What needs to be done: Scan the entries below. List each line with "color".

Records for this task:
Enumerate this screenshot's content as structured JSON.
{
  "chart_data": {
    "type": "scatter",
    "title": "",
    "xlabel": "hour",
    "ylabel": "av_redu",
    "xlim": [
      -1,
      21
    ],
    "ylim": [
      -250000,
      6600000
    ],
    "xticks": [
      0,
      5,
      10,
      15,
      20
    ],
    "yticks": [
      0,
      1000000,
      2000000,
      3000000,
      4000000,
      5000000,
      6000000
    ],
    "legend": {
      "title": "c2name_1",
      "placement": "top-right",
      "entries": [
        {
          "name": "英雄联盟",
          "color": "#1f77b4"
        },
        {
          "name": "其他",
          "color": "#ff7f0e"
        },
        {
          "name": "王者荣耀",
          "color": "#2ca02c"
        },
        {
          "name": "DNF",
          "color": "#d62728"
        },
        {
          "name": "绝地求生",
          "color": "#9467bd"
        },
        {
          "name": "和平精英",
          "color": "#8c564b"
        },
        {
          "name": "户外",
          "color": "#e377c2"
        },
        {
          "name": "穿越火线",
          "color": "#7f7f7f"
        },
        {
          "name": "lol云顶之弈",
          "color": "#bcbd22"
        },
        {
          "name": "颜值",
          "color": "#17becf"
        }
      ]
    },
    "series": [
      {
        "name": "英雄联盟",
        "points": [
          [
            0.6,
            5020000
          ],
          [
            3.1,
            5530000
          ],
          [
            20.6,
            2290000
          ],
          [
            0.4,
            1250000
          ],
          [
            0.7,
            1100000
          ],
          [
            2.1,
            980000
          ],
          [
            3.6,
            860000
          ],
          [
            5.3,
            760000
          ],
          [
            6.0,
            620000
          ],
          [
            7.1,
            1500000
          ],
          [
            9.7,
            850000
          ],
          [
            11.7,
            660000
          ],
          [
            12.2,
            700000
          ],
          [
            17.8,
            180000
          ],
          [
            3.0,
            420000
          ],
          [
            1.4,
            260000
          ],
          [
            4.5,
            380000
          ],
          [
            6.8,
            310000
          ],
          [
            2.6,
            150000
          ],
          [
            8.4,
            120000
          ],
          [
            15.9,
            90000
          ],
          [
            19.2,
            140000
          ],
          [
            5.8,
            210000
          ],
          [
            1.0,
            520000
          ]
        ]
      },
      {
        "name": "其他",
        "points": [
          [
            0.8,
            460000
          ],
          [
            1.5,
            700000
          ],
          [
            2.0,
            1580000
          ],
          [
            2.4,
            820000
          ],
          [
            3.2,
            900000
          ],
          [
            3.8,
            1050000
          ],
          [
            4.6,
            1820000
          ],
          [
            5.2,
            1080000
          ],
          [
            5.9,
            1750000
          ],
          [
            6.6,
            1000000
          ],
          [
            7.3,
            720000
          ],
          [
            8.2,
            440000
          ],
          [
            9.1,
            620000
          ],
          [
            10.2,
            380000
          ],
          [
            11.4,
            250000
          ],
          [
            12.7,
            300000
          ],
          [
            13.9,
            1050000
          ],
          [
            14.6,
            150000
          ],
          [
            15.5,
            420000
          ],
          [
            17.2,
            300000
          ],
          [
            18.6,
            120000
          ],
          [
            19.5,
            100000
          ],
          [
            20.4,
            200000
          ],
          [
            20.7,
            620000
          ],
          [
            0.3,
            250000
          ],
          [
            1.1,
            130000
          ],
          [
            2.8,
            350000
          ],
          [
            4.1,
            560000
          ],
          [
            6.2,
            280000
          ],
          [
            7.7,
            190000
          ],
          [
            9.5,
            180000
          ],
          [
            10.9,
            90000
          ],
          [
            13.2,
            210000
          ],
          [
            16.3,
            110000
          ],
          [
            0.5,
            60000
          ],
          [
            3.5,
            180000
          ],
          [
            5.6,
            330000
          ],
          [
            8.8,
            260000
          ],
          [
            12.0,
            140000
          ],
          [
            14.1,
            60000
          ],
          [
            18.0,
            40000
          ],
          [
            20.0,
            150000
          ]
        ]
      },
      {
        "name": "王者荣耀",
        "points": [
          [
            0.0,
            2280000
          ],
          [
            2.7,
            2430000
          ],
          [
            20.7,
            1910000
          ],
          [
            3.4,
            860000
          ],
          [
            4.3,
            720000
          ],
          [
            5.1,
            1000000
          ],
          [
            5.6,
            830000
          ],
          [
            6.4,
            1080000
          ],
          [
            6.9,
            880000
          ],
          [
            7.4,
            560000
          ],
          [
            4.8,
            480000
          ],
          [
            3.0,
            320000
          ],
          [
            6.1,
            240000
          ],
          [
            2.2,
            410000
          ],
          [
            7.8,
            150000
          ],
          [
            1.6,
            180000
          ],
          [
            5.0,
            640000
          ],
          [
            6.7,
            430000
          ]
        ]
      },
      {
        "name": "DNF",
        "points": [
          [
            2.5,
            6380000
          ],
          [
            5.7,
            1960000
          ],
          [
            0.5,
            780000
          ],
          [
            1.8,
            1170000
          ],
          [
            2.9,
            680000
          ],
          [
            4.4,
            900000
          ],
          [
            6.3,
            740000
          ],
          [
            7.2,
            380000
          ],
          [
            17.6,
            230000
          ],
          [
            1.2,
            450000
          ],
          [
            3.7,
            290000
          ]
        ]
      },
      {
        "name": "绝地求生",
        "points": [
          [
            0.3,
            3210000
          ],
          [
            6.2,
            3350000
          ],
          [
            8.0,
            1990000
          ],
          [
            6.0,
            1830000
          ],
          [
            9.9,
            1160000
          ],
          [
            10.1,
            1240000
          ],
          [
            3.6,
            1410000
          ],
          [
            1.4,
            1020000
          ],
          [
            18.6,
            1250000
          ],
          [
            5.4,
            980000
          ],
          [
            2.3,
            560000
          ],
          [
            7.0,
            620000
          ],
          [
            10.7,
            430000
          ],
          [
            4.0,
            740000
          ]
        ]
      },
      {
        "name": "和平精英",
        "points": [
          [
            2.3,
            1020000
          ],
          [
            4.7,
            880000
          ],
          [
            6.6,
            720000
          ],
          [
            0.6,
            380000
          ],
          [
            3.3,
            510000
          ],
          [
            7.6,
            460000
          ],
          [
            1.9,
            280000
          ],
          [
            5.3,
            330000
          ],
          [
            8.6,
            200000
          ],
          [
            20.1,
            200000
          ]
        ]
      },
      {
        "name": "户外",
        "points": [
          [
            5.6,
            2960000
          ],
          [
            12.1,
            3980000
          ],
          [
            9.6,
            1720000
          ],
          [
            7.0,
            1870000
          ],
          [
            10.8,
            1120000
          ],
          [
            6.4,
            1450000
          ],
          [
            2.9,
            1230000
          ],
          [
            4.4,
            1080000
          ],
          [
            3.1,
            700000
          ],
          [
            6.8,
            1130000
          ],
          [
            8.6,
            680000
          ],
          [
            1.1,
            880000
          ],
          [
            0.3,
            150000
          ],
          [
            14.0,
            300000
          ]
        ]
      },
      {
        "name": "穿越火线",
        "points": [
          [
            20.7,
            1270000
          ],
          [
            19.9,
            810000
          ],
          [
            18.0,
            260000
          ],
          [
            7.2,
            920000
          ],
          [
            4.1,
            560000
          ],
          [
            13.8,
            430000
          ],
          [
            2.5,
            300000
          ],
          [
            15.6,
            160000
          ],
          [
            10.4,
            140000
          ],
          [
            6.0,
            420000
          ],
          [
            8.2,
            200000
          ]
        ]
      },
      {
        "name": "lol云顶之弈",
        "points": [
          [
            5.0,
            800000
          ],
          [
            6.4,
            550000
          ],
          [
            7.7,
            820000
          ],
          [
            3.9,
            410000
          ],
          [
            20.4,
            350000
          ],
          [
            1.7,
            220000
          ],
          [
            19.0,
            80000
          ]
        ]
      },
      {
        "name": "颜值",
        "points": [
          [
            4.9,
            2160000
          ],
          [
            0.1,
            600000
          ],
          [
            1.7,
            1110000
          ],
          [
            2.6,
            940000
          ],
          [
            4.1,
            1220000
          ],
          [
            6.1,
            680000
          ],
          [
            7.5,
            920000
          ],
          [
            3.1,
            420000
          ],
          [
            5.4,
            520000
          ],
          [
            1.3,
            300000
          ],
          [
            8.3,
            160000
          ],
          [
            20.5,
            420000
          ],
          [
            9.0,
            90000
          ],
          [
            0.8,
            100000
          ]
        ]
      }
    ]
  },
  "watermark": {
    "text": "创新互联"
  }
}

Worked answer:
          "color": "#1f77b4"
          "color": "#ff7f0e"
          "color": "#2ca02c"
          "color": "#d62728"
          "color": "#9467bd"
          "color": "#8c564b"
          "color": "#e377c2"
          "color": "#7f7f7f"
          "color": "#bcbd22"
          "color": "#17becf"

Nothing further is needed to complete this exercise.